═════ Data entries ═════

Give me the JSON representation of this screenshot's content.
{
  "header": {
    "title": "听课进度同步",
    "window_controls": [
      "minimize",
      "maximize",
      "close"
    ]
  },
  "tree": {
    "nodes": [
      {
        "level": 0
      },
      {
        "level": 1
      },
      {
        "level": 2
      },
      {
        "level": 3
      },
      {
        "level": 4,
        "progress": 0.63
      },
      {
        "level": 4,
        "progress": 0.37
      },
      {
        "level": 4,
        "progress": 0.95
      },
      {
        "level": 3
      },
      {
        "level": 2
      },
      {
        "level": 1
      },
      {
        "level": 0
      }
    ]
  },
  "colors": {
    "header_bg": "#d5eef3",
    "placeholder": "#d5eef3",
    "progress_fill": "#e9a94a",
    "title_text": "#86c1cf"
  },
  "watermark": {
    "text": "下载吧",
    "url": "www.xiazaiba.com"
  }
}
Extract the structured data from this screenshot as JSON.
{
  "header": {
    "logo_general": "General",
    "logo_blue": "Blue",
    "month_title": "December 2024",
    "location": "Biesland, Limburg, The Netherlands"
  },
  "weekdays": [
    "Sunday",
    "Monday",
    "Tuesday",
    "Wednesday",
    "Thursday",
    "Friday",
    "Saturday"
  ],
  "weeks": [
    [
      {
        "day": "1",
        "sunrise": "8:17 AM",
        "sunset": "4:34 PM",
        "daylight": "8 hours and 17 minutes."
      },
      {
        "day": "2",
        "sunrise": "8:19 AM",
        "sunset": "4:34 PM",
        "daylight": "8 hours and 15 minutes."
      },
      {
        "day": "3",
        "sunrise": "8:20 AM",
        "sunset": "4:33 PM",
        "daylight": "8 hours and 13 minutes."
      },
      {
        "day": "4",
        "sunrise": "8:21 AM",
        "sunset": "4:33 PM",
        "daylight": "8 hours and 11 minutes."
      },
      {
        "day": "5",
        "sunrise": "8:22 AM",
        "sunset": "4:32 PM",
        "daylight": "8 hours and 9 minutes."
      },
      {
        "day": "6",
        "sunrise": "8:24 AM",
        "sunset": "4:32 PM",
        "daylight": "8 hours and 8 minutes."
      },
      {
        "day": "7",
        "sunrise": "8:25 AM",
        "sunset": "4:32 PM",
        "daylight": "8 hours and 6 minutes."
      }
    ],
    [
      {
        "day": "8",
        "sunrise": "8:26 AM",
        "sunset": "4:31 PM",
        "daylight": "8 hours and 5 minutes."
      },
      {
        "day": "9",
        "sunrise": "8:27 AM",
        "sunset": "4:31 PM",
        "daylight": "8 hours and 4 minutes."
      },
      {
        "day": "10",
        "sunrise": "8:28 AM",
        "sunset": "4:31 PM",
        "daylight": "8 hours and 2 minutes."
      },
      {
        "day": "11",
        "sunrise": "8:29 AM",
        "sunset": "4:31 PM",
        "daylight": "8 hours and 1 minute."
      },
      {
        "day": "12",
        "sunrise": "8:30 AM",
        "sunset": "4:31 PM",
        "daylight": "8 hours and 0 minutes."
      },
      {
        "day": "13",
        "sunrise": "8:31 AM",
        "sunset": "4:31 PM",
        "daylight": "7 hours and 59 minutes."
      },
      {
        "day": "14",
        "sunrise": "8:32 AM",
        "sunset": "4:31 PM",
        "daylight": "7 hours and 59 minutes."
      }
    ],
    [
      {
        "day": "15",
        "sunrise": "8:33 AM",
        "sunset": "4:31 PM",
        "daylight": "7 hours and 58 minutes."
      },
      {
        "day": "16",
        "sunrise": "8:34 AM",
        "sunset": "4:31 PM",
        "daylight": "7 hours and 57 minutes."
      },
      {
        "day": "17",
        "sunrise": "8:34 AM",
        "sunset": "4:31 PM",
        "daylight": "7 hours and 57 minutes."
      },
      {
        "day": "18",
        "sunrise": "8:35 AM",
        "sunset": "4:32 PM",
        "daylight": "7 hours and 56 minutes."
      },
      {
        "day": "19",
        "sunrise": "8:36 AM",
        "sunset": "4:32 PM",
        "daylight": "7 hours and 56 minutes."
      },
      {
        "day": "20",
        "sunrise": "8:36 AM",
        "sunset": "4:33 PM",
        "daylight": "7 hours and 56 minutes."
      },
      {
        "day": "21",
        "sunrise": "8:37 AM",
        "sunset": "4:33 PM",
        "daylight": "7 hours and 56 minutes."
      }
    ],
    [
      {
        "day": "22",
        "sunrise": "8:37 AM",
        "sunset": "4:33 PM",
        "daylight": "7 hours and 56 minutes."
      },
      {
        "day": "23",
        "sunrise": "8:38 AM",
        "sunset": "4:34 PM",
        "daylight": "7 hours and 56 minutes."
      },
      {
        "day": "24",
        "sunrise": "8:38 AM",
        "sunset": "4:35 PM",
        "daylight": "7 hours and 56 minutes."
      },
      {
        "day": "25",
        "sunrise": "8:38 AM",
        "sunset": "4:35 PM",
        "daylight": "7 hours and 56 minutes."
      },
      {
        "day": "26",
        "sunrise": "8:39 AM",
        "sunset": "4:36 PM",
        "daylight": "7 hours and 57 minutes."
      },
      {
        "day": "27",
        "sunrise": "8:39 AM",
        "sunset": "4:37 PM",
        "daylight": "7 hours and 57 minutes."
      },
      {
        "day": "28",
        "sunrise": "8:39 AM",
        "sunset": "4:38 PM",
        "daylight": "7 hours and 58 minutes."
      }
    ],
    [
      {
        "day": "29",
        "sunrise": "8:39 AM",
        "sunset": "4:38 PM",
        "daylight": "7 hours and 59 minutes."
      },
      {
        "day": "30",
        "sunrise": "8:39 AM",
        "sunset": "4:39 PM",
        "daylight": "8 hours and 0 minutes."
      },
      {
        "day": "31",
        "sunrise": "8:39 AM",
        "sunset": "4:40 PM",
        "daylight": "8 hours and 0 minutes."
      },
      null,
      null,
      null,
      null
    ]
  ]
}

═════
═════ Data entries ═════

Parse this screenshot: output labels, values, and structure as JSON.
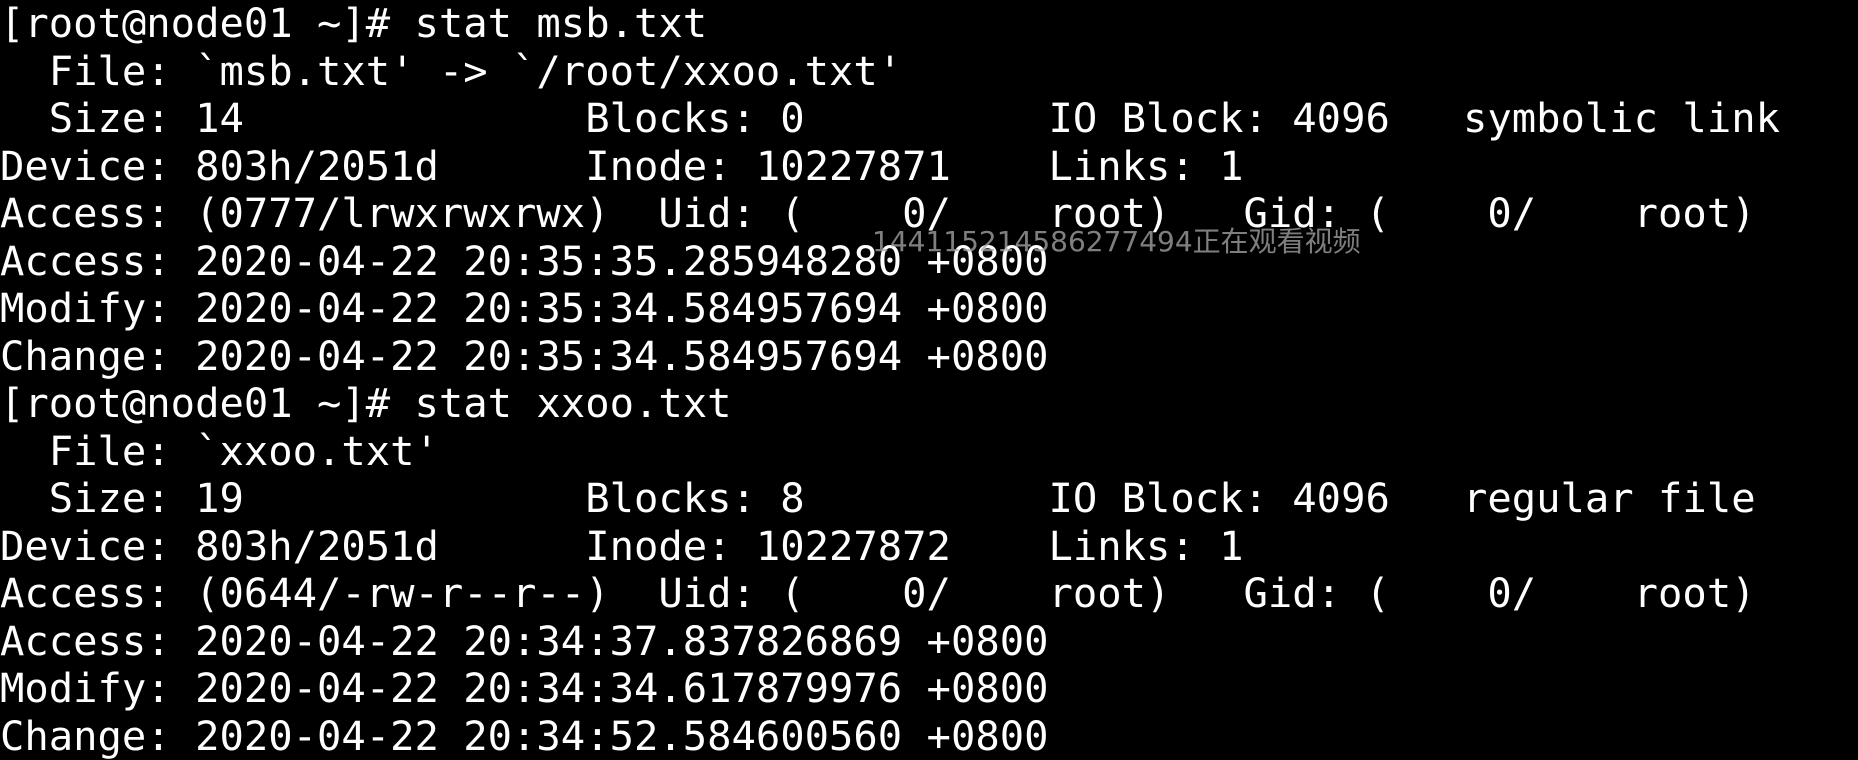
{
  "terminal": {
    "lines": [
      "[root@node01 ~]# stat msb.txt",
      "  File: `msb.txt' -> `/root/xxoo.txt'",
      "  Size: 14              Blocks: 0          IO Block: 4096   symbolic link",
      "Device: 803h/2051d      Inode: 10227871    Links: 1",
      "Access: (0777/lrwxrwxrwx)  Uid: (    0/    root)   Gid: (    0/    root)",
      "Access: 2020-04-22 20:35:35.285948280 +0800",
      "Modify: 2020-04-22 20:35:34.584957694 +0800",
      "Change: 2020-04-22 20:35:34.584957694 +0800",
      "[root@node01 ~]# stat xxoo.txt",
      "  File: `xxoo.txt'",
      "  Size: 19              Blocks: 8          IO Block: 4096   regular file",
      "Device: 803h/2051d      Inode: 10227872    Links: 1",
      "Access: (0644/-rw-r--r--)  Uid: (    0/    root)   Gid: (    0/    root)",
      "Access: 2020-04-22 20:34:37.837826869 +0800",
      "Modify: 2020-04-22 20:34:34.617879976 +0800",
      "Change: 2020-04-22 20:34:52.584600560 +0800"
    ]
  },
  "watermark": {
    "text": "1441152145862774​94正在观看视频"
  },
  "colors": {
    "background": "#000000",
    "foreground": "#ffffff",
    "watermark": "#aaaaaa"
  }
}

═════

- _To do_:
Where a line in the material above holds "Size", copy that line.

- _Reply to the task_:
      "  Size: 14              Blocks: 0          IO Block: 4096   symbolic link",
      "  Size: 19              Blocks: 8          IO Block: 4096   regular file",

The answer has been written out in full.